● What is expected
For each line below that includes the word "color", make a copy.

(Source data)
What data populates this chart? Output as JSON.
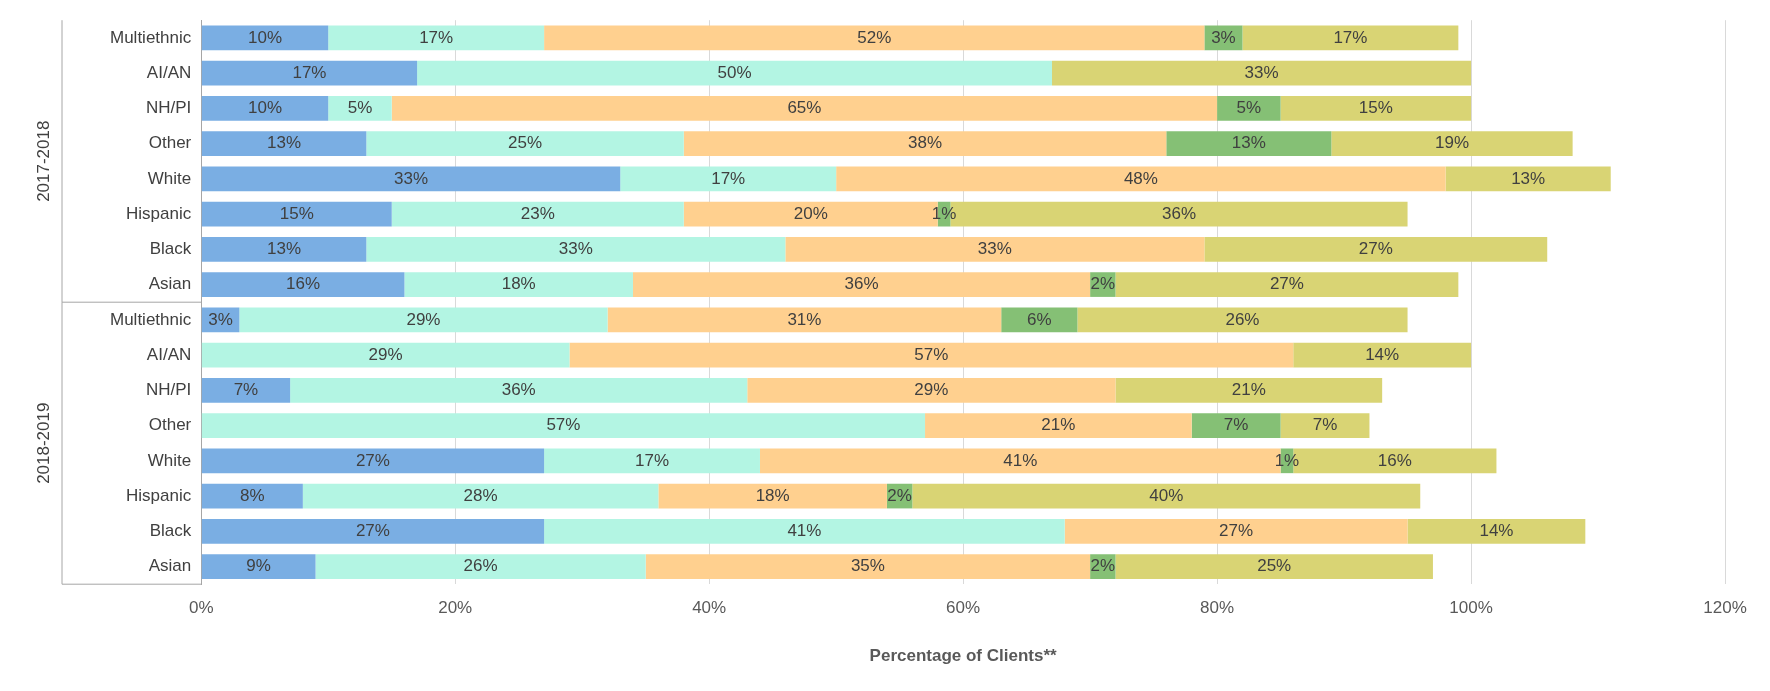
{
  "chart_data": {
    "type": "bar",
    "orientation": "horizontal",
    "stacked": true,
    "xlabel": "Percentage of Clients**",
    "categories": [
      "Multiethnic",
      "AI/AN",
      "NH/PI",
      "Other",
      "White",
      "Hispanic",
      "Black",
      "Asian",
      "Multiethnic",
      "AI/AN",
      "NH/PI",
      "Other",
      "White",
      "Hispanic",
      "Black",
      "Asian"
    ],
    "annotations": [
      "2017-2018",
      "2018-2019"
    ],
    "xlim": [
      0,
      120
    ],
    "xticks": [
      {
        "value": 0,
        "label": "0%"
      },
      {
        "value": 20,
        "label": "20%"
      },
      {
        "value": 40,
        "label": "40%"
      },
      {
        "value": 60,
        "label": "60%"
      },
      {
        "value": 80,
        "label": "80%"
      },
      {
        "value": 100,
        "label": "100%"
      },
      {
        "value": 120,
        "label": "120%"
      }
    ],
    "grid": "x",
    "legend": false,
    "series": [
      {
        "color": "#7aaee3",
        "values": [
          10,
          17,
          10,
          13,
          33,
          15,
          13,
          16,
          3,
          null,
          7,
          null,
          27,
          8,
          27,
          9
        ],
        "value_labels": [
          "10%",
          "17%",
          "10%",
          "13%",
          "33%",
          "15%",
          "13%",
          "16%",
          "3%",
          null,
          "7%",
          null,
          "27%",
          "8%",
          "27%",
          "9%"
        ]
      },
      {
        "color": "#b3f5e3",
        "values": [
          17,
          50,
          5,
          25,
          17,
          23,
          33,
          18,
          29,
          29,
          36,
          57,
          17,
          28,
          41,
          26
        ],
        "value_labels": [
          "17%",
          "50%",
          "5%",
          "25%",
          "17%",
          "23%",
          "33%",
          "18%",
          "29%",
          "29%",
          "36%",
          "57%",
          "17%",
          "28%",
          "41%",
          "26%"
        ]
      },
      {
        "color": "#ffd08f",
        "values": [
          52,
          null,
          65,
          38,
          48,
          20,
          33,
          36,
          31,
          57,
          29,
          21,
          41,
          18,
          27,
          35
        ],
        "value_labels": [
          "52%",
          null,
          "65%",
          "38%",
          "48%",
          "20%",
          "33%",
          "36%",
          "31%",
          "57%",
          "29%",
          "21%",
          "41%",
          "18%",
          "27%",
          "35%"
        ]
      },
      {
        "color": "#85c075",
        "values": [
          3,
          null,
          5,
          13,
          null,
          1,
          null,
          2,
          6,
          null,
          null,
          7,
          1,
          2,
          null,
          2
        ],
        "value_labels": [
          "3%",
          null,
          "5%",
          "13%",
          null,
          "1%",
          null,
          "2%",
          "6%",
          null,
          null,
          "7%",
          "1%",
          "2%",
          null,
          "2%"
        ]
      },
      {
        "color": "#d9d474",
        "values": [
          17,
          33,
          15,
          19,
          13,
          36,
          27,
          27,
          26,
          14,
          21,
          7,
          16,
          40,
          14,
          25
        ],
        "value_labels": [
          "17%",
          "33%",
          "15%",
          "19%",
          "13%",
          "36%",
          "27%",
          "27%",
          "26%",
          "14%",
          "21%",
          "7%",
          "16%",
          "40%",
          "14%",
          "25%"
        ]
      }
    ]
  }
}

● Task output
        "color": "#7aaee3",
        "color": "#b3f5e3",
        "color": "#ffd08f",
        "color": "#85c075",
        "color": "#d9d474",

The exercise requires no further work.